Consider the records below. How many of their lines include the word "Temperatur"? State the number and nothing else.

>> START MATERIAL PROVIDED

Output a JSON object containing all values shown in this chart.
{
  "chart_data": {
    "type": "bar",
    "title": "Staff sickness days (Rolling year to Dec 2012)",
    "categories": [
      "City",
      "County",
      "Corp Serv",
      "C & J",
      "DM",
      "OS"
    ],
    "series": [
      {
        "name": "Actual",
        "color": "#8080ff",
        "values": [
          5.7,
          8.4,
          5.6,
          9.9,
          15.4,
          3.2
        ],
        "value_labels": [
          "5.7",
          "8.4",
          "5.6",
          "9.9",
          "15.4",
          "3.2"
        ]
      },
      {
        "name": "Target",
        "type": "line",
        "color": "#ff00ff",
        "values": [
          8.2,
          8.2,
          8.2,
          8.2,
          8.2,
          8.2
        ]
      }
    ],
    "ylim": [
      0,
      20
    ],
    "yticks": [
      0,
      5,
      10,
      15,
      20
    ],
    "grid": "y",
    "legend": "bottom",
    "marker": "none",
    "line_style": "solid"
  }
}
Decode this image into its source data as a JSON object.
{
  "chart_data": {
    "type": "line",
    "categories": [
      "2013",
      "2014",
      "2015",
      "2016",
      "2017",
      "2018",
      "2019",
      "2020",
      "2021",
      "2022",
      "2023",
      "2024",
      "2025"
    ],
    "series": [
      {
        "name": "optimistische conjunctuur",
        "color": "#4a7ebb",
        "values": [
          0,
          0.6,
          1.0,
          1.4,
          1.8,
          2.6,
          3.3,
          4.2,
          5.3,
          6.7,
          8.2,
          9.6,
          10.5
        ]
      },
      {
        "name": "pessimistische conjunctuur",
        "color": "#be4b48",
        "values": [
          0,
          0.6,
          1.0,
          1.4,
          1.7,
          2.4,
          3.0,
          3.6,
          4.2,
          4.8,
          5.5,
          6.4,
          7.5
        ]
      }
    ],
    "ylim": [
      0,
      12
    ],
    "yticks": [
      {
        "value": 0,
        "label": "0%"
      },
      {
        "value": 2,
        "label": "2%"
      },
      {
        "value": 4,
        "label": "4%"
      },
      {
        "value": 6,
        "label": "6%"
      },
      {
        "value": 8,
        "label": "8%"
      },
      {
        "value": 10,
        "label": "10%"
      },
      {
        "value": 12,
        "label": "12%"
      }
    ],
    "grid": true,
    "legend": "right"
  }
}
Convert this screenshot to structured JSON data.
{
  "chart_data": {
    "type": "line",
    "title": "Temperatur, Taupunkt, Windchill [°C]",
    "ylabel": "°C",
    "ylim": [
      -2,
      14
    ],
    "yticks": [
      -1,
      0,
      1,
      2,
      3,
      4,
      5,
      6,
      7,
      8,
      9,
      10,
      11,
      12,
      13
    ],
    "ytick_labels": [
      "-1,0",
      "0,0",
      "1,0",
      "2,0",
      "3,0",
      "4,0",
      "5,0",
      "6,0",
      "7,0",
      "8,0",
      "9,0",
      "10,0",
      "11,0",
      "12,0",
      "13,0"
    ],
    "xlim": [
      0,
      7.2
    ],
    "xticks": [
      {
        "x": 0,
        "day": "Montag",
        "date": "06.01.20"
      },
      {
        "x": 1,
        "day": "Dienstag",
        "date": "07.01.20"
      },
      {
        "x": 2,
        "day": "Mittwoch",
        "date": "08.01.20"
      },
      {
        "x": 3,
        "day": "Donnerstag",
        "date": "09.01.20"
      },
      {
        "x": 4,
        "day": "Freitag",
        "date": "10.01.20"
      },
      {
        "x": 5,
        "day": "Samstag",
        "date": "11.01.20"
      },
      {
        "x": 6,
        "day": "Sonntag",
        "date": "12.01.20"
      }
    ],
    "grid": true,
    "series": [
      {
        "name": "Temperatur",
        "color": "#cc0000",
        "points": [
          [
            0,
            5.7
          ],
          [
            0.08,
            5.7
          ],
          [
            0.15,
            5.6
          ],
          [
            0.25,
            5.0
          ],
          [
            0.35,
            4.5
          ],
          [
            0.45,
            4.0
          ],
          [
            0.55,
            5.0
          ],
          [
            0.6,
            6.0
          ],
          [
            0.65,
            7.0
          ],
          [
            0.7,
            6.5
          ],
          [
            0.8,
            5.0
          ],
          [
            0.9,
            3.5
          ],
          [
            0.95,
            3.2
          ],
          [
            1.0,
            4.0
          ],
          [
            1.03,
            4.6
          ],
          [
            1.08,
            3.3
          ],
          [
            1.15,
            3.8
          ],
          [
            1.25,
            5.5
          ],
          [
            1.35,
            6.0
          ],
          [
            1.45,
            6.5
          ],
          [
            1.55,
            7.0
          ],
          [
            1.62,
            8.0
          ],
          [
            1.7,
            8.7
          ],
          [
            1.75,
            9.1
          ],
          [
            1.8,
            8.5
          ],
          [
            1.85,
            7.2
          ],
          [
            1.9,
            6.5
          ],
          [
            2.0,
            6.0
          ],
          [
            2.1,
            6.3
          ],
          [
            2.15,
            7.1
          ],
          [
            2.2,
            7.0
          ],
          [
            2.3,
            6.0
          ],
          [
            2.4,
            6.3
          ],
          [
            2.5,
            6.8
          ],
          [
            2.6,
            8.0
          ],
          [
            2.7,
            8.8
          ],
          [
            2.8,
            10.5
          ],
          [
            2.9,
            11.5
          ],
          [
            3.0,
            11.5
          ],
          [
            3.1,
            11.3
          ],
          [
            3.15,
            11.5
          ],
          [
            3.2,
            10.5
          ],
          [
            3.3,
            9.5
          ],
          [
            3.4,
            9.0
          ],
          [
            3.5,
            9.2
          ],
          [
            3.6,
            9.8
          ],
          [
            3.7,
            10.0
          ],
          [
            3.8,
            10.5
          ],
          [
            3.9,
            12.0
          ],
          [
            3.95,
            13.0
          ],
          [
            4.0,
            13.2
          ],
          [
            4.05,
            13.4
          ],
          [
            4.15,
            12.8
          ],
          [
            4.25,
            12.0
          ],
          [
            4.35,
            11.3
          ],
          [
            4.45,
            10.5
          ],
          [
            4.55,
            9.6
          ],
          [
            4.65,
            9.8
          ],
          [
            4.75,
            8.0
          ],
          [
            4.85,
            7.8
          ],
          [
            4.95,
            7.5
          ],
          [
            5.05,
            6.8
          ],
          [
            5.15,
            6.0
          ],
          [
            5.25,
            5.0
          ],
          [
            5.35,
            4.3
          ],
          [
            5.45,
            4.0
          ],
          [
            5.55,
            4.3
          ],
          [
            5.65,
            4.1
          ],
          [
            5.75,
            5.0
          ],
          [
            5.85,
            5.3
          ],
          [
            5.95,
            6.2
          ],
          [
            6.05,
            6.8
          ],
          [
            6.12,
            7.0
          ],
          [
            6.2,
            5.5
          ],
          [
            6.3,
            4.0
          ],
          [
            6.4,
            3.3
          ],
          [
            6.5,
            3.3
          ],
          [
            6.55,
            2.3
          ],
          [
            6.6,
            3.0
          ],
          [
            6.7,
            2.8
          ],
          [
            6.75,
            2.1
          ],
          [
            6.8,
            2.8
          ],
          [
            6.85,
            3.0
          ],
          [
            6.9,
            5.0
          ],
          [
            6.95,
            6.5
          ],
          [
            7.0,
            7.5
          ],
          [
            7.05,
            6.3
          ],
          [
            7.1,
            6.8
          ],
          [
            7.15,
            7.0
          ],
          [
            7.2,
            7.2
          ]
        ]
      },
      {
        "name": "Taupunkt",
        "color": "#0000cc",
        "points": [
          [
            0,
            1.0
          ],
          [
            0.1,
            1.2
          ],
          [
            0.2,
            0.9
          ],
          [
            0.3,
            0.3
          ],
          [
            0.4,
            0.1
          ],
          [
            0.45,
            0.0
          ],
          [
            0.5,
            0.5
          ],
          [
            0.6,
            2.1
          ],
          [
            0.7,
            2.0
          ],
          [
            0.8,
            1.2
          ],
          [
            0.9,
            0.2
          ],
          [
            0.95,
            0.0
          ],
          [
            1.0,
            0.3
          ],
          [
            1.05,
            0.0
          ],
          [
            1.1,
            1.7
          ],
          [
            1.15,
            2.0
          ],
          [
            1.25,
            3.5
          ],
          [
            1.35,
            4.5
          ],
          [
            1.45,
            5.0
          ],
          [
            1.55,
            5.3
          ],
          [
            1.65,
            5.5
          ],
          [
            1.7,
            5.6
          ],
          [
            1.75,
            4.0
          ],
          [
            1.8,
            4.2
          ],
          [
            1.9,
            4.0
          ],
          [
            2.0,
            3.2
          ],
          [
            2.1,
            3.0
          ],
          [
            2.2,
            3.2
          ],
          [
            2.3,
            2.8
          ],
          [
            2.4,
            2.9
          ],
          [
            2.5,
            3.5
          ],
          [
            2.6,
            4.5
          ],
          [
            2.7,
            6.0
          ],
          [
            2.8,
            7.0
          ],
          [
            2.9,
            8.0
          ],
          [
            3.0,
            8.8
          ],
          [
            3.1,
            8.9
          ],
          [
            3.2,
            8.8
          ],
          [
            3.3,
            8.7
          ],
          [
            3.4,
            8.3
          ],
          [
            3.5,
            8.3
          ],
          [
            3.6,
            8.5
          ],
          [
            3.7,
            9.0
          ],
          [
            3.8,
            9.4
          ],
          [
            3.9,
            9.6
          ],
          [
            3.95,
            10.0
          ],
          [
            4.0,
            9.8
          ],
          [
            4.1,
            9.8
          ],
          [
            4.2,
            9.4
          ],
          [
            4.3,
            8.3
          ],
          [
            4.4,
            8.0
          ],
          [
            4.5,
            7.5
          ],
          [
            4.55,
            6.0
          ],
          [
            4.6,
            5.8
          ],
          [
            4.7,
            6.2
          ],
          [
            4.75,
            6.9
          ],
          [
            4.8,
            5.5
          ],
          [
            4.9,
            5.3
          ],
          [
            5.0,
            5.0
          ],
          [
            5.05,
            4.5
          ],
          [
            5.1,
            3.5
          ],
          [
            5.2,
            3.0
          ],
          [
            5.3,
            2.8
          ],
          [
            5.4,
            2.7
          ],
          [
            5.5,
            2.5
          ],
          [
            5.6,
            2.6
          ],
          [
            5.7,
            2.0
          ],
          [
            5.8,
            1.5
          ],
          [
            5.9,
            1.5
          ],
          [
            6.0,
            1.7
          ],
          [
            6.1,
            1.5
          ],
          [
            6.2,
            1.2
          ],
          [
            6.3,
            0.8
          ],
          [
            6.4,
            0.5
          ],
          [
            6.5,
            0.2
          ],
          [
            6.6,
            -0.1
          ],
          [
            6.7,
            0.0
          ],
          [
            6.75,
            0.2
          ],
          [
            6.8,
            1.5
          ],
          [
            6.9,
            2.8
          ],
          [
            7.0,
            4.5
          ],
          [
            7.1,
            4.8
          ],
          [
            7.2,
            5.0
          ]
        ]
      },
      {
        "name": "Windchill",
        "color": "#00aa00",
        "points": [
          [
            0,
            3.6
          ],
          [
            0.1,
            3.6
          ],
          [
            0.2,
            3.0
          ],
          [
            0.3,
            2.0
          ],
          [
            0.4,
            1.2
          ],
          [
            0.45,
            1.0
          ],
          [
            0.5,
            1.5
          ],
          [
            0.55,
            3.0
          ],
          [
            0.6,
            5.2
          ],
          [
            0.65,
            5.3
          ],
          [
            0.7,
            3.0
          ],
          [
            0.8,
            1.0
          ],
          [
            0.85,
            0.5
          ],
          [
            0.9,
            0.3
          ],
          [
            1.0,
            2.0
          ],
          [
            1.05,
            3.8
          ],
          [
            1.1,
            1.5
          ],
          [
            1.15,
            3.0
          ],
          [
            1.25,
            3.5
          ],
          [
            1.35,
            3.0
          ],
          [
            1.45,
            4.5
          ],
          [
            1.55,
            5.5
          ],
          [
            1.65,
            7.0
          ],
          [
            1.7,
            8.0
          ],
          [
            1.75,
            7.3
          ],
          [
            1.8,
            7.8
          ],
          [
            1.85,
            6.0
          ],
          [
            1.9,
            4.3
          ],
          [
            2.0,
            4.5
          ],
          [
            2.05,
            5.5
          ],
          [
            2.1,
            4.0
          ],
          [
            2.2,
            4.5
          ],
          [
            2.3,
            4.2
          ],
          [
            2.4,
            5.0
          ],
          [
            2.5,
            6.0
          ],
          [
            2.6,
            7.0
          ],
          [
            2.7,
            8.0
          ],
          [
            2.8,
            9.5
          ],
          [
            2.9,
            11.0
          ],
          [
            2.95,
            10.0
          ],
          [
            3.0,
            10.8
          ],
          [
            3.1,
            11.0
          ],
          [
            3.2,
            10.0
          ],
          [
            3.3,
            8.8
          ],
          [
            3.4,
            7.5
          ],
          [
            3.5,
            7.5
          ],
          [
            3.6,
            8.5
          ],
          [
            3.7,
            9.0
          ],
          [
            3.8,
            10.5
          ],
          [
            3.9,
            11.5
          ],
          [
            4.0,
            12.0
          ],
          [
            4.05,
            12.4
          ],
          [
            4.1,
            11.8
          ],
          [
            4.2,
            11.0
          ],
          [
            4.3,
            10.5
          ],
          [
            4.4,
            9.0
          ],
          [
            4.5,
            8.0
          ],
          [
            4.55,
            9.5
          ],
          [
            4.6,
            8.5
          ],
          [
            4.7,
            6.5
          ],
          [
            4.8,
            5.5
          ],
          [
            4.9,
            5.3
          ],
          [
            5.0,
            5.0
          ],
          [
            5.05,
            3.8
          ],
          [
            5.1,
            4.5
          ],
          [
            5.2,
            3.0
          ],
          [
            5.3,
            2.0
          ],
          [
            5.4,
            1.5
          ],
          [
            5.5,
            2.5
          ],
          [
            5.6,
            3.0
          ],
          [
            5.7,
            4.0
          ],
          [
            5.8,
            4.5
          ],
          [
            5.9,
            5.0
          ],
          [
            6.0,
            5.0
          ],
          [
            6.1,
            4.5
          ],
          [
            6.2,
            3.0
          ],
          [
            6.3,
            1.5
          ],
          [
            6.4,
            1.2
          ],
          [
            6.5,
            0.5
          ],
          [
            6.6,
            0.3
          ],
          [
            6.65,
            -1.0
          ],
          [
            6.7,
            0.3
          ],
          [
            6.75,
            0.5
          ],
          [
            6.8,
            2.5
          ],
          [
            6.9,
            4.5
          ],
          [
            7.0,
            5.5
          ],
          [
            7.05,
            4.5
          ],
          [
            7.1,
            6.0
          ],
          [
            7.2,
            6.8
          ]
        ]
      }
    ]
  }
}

>> END MATERIAL PROVIDED

• [RESULT FOR THIS EXERCISE]: 2